Supplied data:
★ ★ ★

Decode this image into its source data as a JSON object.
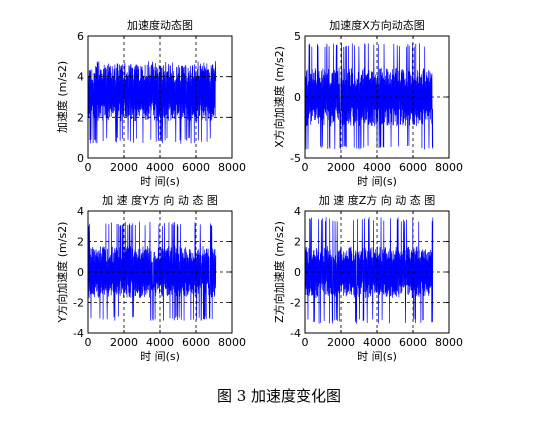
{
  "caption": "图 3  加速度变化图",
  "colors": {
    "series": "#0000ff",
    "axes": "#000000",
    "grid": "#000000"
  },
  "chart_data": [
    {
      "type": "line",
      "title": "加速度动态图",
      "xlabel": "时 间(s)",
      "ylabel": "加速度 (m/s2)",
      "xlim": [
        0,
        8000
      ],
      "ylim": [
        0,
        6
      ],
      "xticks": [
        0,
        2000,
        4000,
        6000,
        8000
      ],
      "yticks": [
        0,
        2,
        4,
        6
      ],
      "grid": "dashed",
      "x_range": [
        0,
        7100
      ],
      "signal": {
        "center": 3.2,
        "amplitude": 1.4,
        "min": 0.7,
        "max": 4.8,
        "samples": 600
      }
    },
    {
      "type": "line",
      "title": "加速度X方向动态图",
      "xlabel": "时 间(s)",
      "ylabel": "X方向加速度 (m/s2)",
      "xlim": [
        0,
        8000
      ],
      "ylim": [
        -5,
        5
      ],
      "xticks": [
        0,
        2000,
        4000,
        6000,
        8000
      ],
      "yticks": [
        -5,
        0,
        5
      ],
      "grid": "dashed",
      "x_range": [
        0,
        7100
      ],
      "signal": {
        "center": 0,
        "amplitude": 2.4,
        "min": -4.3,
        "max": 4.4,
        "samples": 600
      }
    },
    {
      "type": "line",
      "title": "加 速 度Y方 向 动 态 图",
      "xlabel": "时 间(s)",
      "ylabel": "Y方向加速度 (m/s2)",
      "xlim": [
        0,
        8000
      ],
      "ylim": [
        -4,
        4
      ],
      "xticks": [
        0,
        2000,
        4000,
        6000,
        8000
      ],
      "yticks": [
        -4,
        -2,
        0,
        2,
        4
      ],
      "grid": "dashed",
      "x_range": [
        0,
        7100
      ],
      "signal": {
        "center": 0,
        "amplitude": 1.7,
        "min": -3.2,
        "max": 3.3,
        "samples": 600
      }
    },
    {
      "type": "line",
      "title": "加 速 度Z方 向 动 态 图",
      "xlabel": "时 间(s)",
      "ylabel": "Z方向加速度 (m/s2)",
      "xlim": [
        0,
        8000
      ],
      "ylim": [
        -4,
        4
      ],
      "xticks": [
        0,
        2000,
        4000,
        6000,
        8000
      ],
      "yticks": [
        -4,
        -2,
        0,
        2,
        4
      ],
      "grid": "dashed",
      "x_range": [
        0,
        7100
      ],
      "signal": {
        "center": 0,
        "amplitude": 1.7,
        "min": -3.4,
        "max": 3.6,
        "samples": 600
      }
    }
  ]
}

★ ★ ★

Every record must be copied exactly, with images dropped from the result.

Task answer:
Decode this image into its source data as a JSON object.
{
  "caption": "图 3  加速度变化图",
  "colors": {
    "series": "#0000ff",
    "axes": "#000000",
    "grid": "#000000"
  },
  "chart_data": [
    {
      "type": "line",
      "title": "加速度动态图",
      "xlabel": "时 间(s)",
      "ylabel": "加速度 (m/s2)",
      "xlim": [
        0,
        8000
      ],
      "ylim": [
        0,
        6
      ],
      "xticks": [
        0,
        2000,
        4000,
        6000,
        8000
      ],
      "yticks": [
        0,
        2,
        4,
        6
      ],
      "grid": "dashed",
      "x_range": [
        0,
        7100
      ],
      "signal": {
        "center": 3.2,
        "amplitude": 1.4,
        "min": 0.7,
        "max": 4.8,
        "samples": 600
      }
    },
    {
      "type": "line",
      "title": "加速度X方向动态图",
      "xlabel": "时 间(s)",
      "ylabel": "X方向加速度 (m/s2)",
      "xlim": [
        0,
        8000
      ],
      "ylim": [
        -5,
        5
      ],
      "xticks": [
        0,
        2000,
        4000,
        6000,
        8000
      ],
      "yticks": [
        -5,
        0,
        5
      ],
      "grid": "dashed",
      "x_range": [
        0,
        7100
      ],
      "signal": {
        "center": 0,
        "amplitude": 2.4,
        "min": -4.3,
        "max": 4.4,
        "samples": 600
      }
    },
    {
      "type": "line",
      "title": "加 速 度Y方 向 动 态 图",
      "xlabel": "时 间(s)",
      "ylabel": "Y方向加速度 (m/s2)",
      "xlim": [
        0,
        8000
      ],
      "ylim": [
        -4,
        4
      ],
      "xticks": [
        0,
        2000,
        4000,
        6000,
        8000
      ],
      "yticks": [
        -4,
        -2,
        0,
        2,
        4
      ],
      "grid": "dashed",
      "x_range": [
        0,
        7100
      ],
      "signal": {
        "center": 0,
        "amplitude": 1.7,
        "min": -3.2,
        "max": 3.3,
        "samples": 600
      }
    },
    {
      "type": "line",
      "title": "加 速 度Z方 向 动 态 图",
      "xlabel": "时 间(s)",
      "ylabel": "Z方向加速度 (m/s2)",
      "xlim": [
        0,
        8000
      ],
      "ylim": [
        -4,
        4
      ],
      "xticks": [
        0,
        2000,
        4000,
        6000,
        8000
      ],
      "yticks": [
        -4,
        -2,
        0,
        2,
        4
      ],
      "grid": "dashed",
      "x_range": [
        0,
        7100
      ],
      "signal": {
        "center": 0,
        "amplitude": 1.7,
        "min": -3.4,
        "max": 3.6,
        "samples": 600
      }
    }
  ]
}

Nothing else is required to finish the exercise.